--- START INPUT DATA ---

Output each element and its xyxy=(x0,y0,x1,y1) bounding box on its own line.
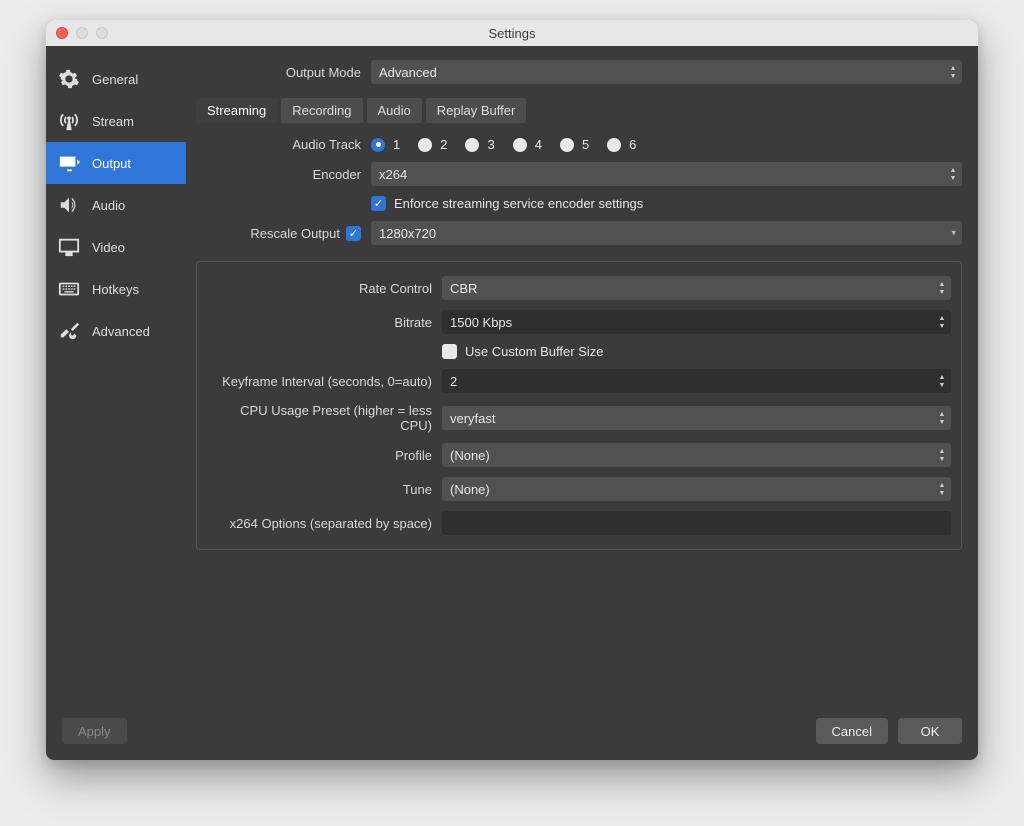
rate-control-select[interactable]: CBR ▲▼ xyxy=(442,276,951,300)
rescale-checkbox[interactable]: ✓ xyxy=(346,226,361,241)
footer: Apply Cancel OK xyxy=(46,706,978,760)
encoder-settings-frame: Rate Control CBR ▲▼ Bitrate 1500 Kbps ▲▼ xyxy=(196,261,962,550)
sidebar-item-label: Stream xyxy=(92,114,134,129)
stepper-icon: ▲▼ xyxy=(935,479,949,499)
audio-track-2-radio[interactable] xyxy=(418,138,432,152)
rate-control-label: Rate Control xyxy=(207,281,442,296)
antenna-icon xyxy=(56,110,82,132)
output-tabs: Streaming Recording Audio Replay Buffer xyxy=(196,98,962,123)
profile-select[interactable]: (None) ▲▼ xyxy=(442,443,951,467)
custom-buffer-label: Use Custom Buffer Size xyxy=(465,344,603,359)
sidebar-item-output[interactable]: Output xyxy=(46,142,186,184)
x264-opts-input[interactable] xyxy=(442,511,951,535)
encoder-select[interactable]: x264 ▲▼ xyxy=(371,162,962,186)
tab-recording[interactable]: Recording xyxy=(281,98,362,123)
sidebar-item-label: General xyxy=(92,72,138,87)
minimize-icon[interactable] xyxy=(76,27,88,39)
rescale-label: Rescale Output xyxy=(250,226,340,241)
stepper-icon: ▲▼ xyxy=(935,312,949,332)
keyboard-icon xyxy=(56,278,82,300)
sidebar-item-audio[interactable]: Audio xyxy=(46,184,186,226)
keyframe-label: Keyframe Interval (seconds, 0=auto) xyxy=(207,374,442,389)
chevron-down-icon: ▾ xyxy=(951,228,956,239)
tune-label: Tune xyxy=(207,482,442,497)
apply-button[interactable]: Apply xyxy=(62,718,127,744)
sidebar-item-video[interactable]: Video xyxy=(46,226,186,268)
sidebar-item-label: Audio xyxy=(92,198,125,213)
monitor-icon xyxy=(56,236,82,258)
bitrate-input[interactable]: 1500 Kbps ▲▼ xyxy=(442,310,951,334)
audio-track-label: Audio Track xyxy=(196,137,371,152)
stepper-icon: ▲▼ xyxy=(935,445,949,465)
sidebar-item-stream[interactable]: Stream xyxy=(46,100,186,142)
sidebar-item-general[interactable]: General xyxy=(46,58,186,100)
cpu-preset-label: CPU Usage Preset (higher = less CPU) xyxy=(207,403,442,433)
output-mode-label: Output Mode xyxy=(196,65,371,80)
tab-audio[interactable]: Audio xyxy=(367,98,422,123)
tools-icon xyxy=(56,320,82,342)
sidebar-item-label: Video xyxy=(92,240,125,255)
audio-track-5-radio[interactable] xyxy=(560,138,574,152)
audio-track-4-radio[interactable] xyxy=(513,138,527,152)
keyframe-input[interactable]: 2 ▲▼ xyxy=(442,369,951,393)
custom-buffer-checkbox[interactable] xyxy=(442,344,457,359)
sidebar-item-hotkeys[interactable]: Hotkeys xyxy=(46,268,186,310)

--- END INPUT DATA ---

■ GIVEN PROBLEM ■
Reproduce all of the records with "Rescale Output" swapped for "Scale Output" and every other detail left unchanged. Omit the picture from your answer.

■ REPLY ■
Output each element and its xyxy=(x0,y0,x1,y1) bounding box on its own line.
rate-control-select[interactable]: CBR ▲▼ xyxy=(442,276,951,300)
rescale-checkbox[interactable]: ✓ xyxy=(346,226,361,241)
footer: Apply Cancel OK xyxy=(46,706,978,760)
encoder-settings-frame: Rate Control CBR ▲▼ Bitrate 1500 Kbps ▲▼ xyxy=(196,261,962,550)
sidebar-item-label: Stream xyxy=(92,114,134,129)
stepper-icon: ▲▼ xyxy=(935,479,949,499)
audio-track-2-radio[interactable] xyxy=(418,138,432,152)
rate-control-label: Rate Control xyxy=(207,281,442,296)
antenna-icon xyxy=(56,110,82,132)
output-tabs: Streaming Recording Audio Replay Buffer xyxy=(196,98,962,123)
profile-select[interactable]: (None) ▲▼ xyxy=(442,443,951,467)
custom-buffer-label: Use Custom Buffer Size xyxy=(465,344,603,359)
sidebar-item-output[interactable]: Output xyxy=(46,142,186,184)
x264-opts-input[interactable] xyxy=(442,511,951,535)
encoder-select[interactable]: x264 ▲▼ xyxy=(371,162,962,186)
tab-recording[interactable]: Recording xyxy=(281,98,362,123)
sidebar-item-label: General xyxy=(92,72,138,87)
minimize-icon[interactable] xyxy=(76,27,88,39)
rescale-label: Scale Output xyxy=(250,226,340,241)
stepper-icon: ▲▼ xyxy=(935,312,949,332)
keyboard-icon xyxy=(56,278,82,300)
sidebar-item-audio[interactable]: Audio xyxy=(46,184,186,226)
keyframe-label: Keyframe Interval (seconds, 0=auto) xyxy=(207,374,442,389)
chevron-down-icon: ▾ xyxy=(951,228,956,239)
tune-label: Tune xyxy=(207,482,442,497)
apply-button[interactable]: Apply xyxy=(62,718,127,744)
sidebar-item-video[interactable]: Video xyxy=(46,226,186,268)
sidebar-item-label: Audio xyxy=(92,198,125,213)
monitor-icon xyxy=(56,236,82,258)
bitrate-input[interactable]: 1500 Kbps ▲▼ xyxy=(442,310,951,334)
audio-track-label: Audio Track xyxy=(196,137,371,152)
stepper-icon: ▲▼ xyxy=(935,445,949,465)
sidebar-item-stream[interactable]: Stream xyxy=(46,100,186,142)
sidebar-item-general[interactable]: General xyxy=(46,58,186,100)
cpu-preset-label: CPU Usage Preset (higher = less CPU) xyxy=(207,403,442,433)
output-mode-label: Output Mode xyxy=(196,65,371,80)
tab-audio[interactable]: Audio xyxy=(367,98,422,123)
tools-icon xyxy=(56,320,82,342)
sidebar-item-label: Video xyxy=(92,240,125,255)
audio-track-5-radio[interactable] xyxy=(560,138,574,152)
audio-track-4-radio[interactable] xyxy=(513,138,527,152)
keyframe-input[interactable]: 2 ▲▼ xyxy=(442,369,951,393)
custom-buffer-checkbox[interactable] xyxy=(442,344,457,359)
sidebar-item-hotkeys[interactable]: Hotkeys xyxy=(46,268,186,310)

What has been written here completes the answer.